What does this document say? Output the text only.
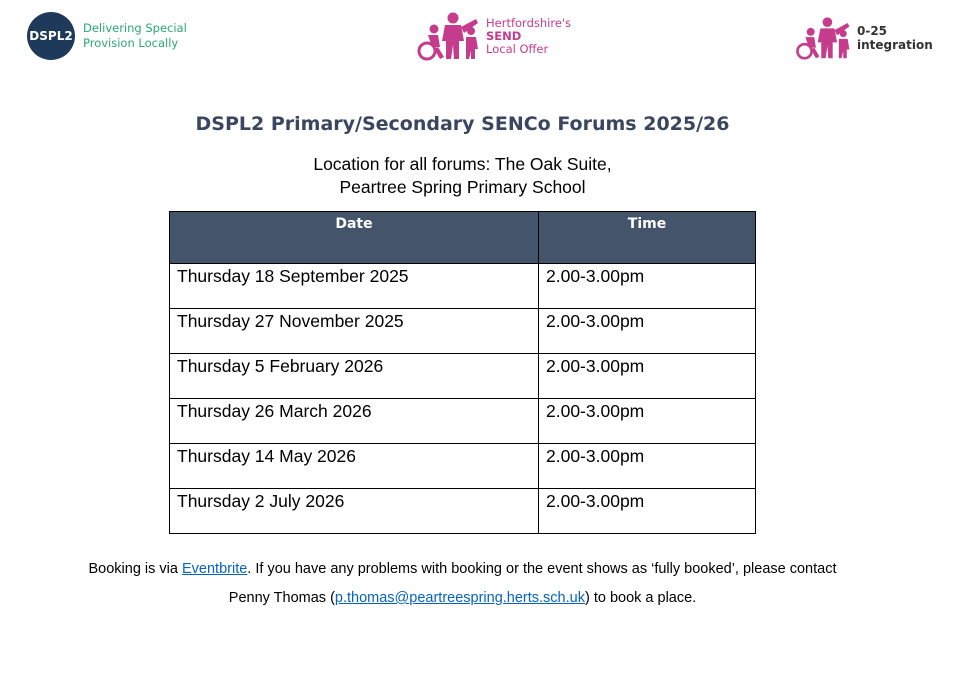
DSPL2
Delivering Special
Provision Locally
Hertfordshire's
SEND
Local Offer
0-25
integration
DSPL2 Primary/Secondary SENCo Forums 2025/26
Location for all forums: The Oak Suite,
Peartree Spring Primary School
Date	Time
Thursday 18 September 2025	2.00-3.00pm
Thursday 27 November 2025	2.00-3.00pm
Thursday 5 February 2026	2.00-3.00pm
Thursday 26 March 2026	2.00-3.00pm
Thursday 14 May 2026	2.00-3.00pm
Thursday 2 July 2026	2.00-3.00pm
Booking is via Eventbrite. If you have any problems with booking or the event shows as ‘fully booked’, please contact
Penny Thomas (p.thomas@peartreespring.herts.sch.uk) to book a place.
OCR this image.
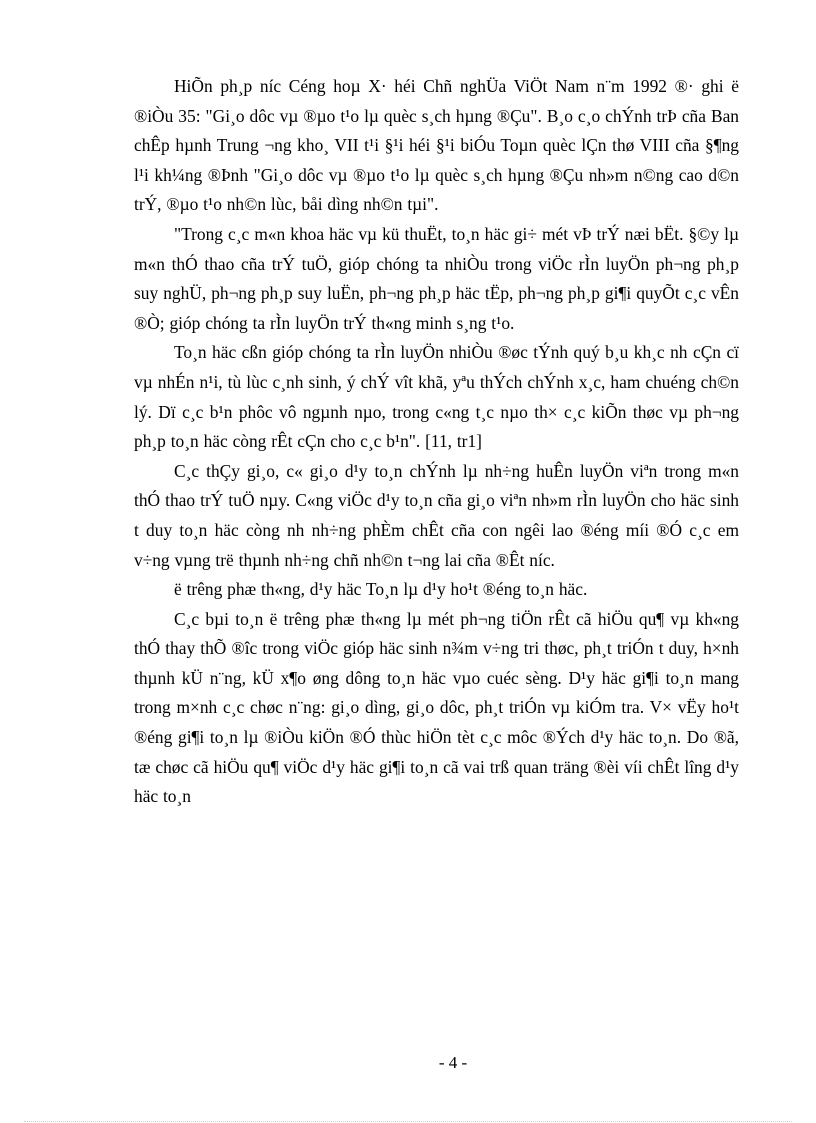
HiÕn ph¸p níc Céng hoµ X· héi Chñ nghÜa ViÖt Nam n¨m 1992 ®· ghi ë ®iÒu 35: "Gi¸o dôc vµ ®µo t¹o lµ quèc s¸ch hµng ®Çu". B¸o c¸o chÝnh trÞ cña Ban chÊp hµnh Trung ¬ng kho¸ VII t¹i §¹i héi §¹i biÓu Toµn quèc lÇn thø VIII cña §¶ng l¹i kh¼ng ®Þnh "Gi¸o dôc vµ ®µo t¹o lµ quèc s¸ch hµng ®Çu nh»m n©ng cao d©n trÝ, ®µo t¹o nh©n lùc, båi dìng nh©n tµi".

"Trong c¸c m«n khoa häc vµ kü thuËt, to¸n häc gi÷ mét vÞ trÝ næi bËt. §©y lµ m«n thÓ thao cña trÝ tuÖ, gióp chóng ta nhiÒu trong viÖc rÌn luyÖn ph¬ng ph¸p suy nghÜ, ph¬ng ph¸p suy luËn, ph¬ng ph¸p häc tËp, ph¬ng ph¸p gi¶i quyÕt c¸c vÊn ®Ò; gióp chóng ta rÌn luyÖn trÝ th«ng minh s¸ng t¹o.

To¸n häc cßn gióp chóng ta rÌn luyÖn nhiÒu ®øc tÝnh quý b¸u kh¸c nh cÇn cï vµ nhÉn n¹i, tù lùc c¸nh sinh, ý chÝ vît khã, yªu thÝch chÝnh x¸c, ham chuéng ch©n lý. Dï c¸c b¹n phôc vô ngµnh nµo, trong c«ng t¸c nµo th× c¸c kiÕn thøc vµ ph¬ng ph¸p to¸n häc còng rÊt cÇn cho c¸c b¹n". [11, tr1]

C¸c thÇy gi¸o, c« gi¸o d¹y to¸n chÝnh lµ nh÷ng huÊn luyÖn viªn trong m«n thÓ thao trÝ tuÖ nµy. C«ng viÖc d¹y to¸n cña gi¸o viªn nh»m rÌn luyÖn cho häc sinh t duy to¸n häc còng nh nh÷ng phÈm chÊt cña con ngêi lao ®éng míi ®Ó c¸c em v÷ng vµng trë thµnh nh÷ng chñ nh©n t¬ng lai cña ®Êt níc.

ë trêng phæ th«ng, d¹y häc To¸n lµ d¹y ho¹t ®éng to¸n häc.

C¸c bµi to¸n ë trêng phæ th«ng lµ mét ph¬ng tiÖn rÊt cã hiÖu qu¶ vµ kh«ng thÓ thay thÕ ®îc trong viÖc gióp häc sinh n¾m v÷ng tri thøc, ph¸t triÓn t duy, h×nh thµnh kÜ n¨ng, kÜ x¶o øng dông to¸n häc vµo cuéc sèng. D¹y häc gi¶i to¸n mang trong m×nh c¸c chøc n¨ng: gi¸o dìng, gi¸o dôc, ph¸t triÓn vµ kiÓm tra. V× vËy ho¹t ®éng gi¶i to¸n lµ ®iÒu kiÖn ®Ó thùc hiÖn tèt c¸c môc ®Ých d¹y häc to¸n. Do ®ã, tæ chøc cã hiÖu qu¶ viÖc d¹y häc gi¶i to¸n cã vai trß quan träng ®èi víi chÊt lîng d¹y häc to¸n

- 4 -
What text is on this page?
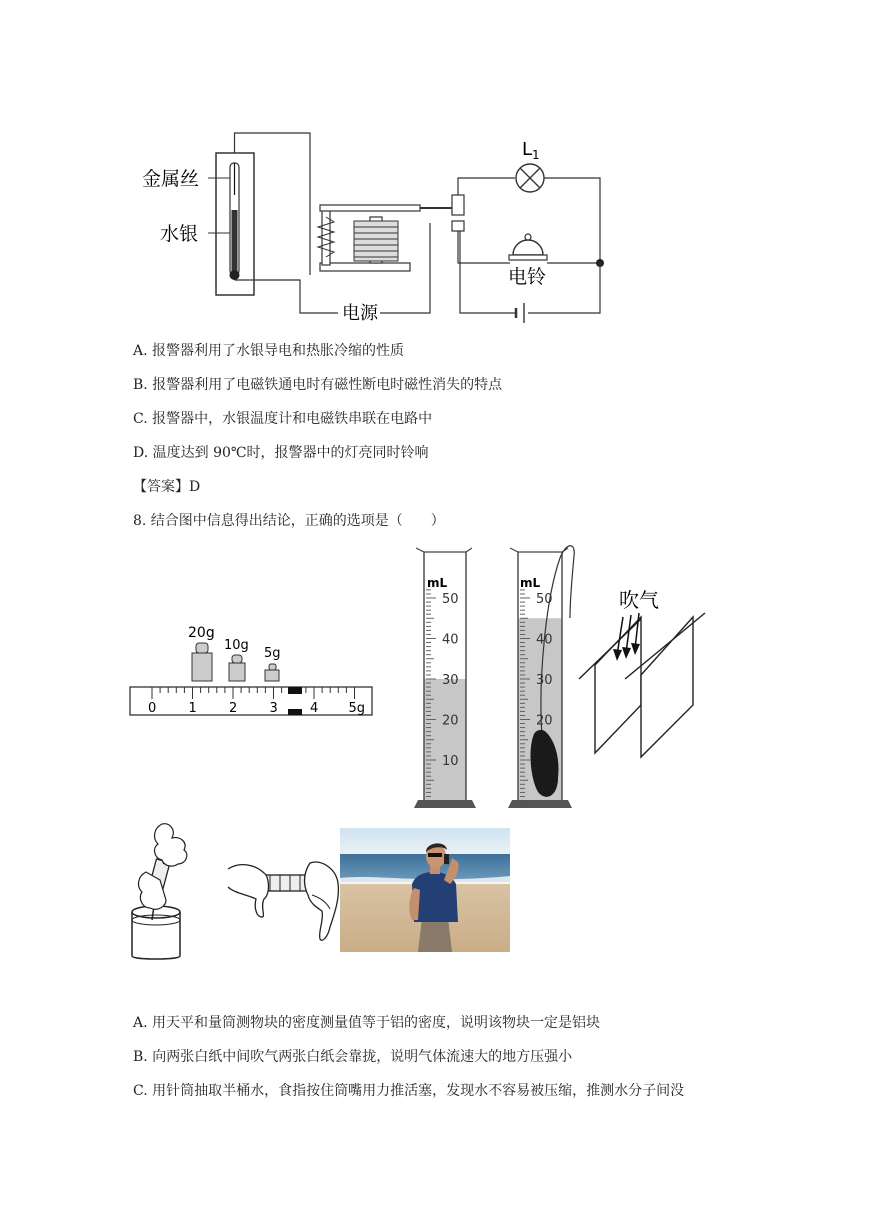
金属丝
水银
电源
$L_1$
电铃
A. 报警器利用了水银导电和热胀冷缩的性质
B. 报警器利用了电磁铁通电时有磁性断电时磁性消失的特点
C. 报警器中，水银温度计和电磁铁串联在电路中
D. 温度达到 90℃时，报警器中的灯亮同时铃响
【答案】D
8. 结合图中信息得出结论，正确的选项是（　　）
20g
10g
5g
0 1 2 3 4 5g
mL
50
40
30
20
10
mL
50
40
30
20
吹气
A. 用天平和量筒测物块的密度测量值等于铝的密度，说明该物块一定是铝块
B. 向两张白纸中间吹气两张白纸会靠拢，说明气体流速大的地方压强小
C. 用针筒抽取半桶水，食指按住筒嘴用力推活塞，发现水不容易被压缩，推测水分子间没
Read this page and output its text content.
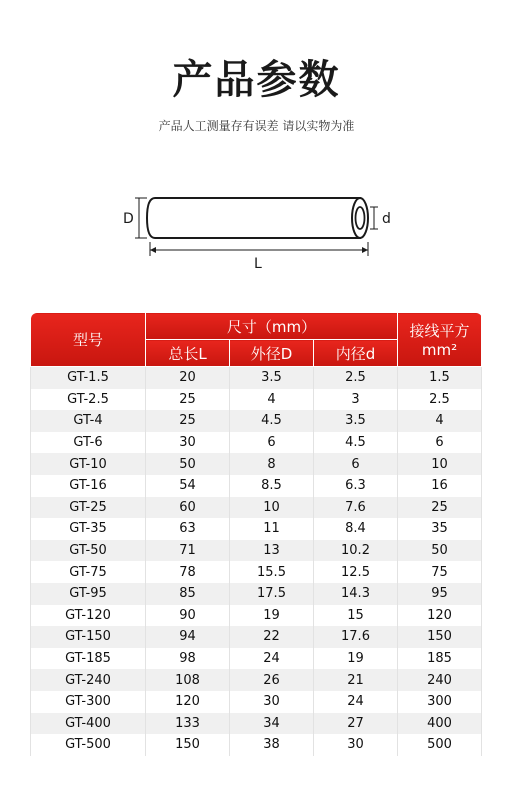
产品参数
产品人工测量存有误差 请以实物为准
D	d
L
型号	尺寸（mm）			接线平方
mm²

	总长L	外径D	内径d	
GT-1.5	20	3.5	2.5	1.5
GT-2.5	25	4	3	2.5
GT-4	25	4.5	3.5	4
GT-6	30	6	4.5	6
GT-10	50	8	6	10
GT-16	54	8.5	6.3	16
GT-25	60	10	7.6	25
GT-35	63	11	8.4	35
GT-50	71	13	10.2	50
GT-75	78	15.5	12.5	75
GT-95	85	17.5	14.3	95
GT-120	90	19	15	120
GT-150	94	22	17.6	150
GT-185	98	24	19	185
GT-240	108	26	21	240
GT-300	120	30	24	300
GT-400	133	34	27	400
GT-500	150	38	30	500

═══

Exercise brief –
Leave out every picture and write out exactly the lines running from the line containing "Read this page and output its text content." to the end of the listing above.

Response –
Read this page and output its text content.
产品参数
产品人工测量存有误差 请以实物为准
D	d
L
型号	尺寸（mm）			接线平方
mm²

	总长L	外径D	内径d	
GT-1.5	20	3.5	2.5	1.5
GT-2.5	25	4	3	2.5
GT-4	25	4.5	3.5	4
GT-6	30	6	4.5	6
GT-10	50	8	6	10
GT-16	54	8.5	6.3	16
GT-25	60	10	7.6	25
GT-35	63	11	8.4	35
GT-50	71	13	10.2	50
GT-75	78	15.5	12.5	75
GT-95	85	17.5	14.3	95
GT-120	90	19	15	120
GT-150	94	22	17.6	150
GT-185	98	24	19	185
GT-240	108	26	21	240
GT-300	120	30	24	300
GT-400	133	34	27	400
GT-500	150	38	30	500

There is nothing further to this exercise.